Work to complete:
Print every entry, word for word, and skip the images.

Records shown:
## Begin
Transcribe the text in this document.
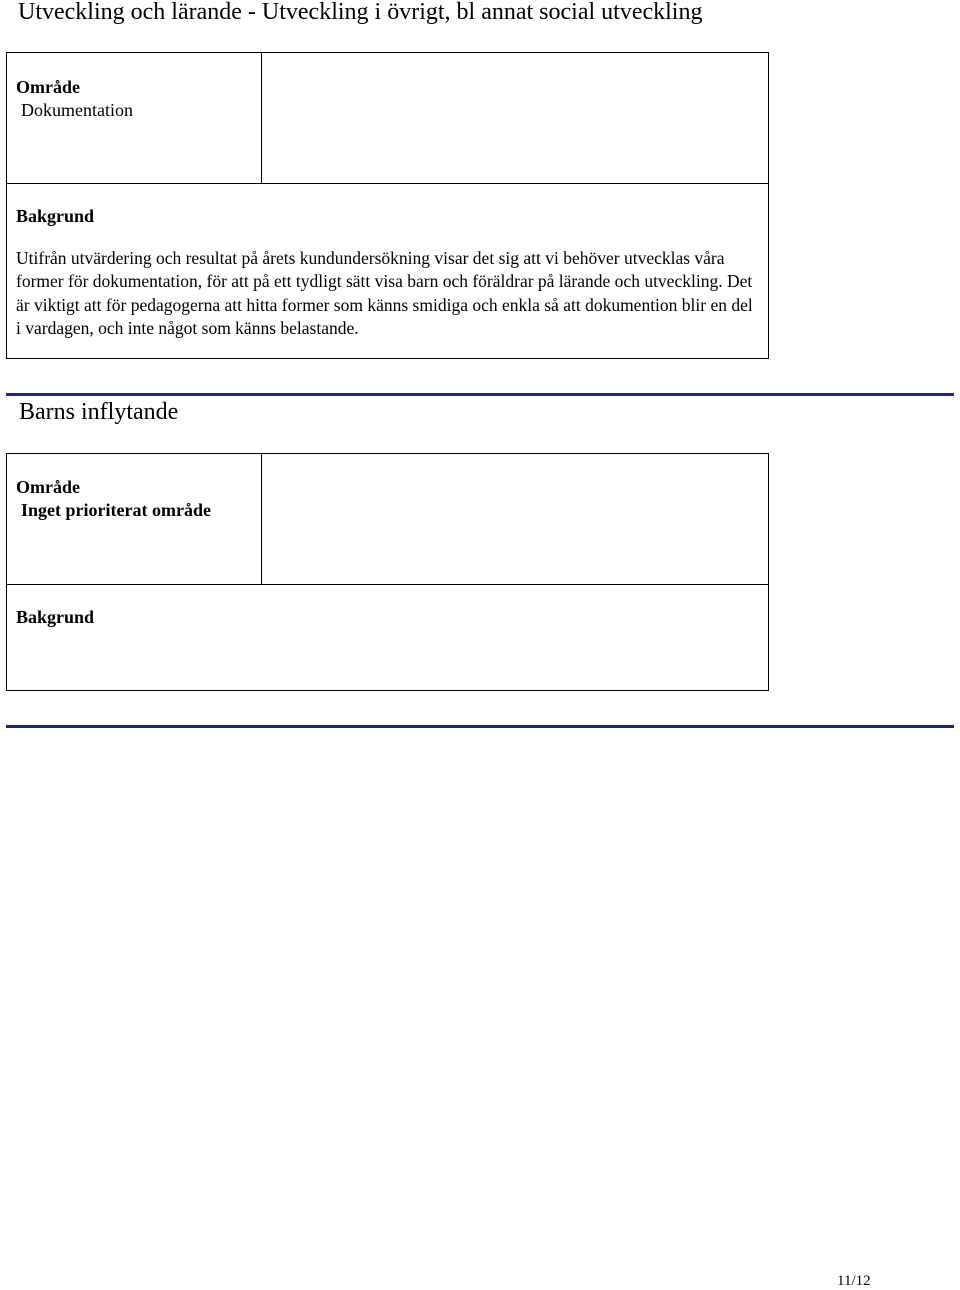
Utveckling och lärande - Utveckling i övrigt, bl annat social utveckling
Område
Dokumentation
Bakgrund
Utifrån utvärdering och resultat på årets kundundersökning visar det sig att vi behöver utvecklas våra former för dokumentation, för att på ett tydligt sätt visa barn och föräldrar på lärande och utveckling. Det är viktigt att för pedagogerna att hitta former som känns smidiga och enkla så att dokumention blir en del i vardagen, och inte något som känns belastande.
Barns inflytande
Område
Inget prioriterat område
Bakgrund
11/12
## End
Solution:
Transcribe the text in this document.
Utveckling och lärande - Utveckling i övrigt, bl annat social utveckling
Område
Dokumentation
Bakgrund
Utifrån utvärdering och resultat på årets kundundersökning visar det sig att vi behöver utvecklas våra former för dokumentation, för att på ett tydligt sätt visa barn och föräldrar på lärande och utveckling. Det är viktigt att för pedagogerna att hitta former som känns smidiga och enkla så att dokumention blir en del i vardagen, och inte något som känns belastande.
Barns inflytande
Område
Inget prioriterat område
Bakgrund
11/12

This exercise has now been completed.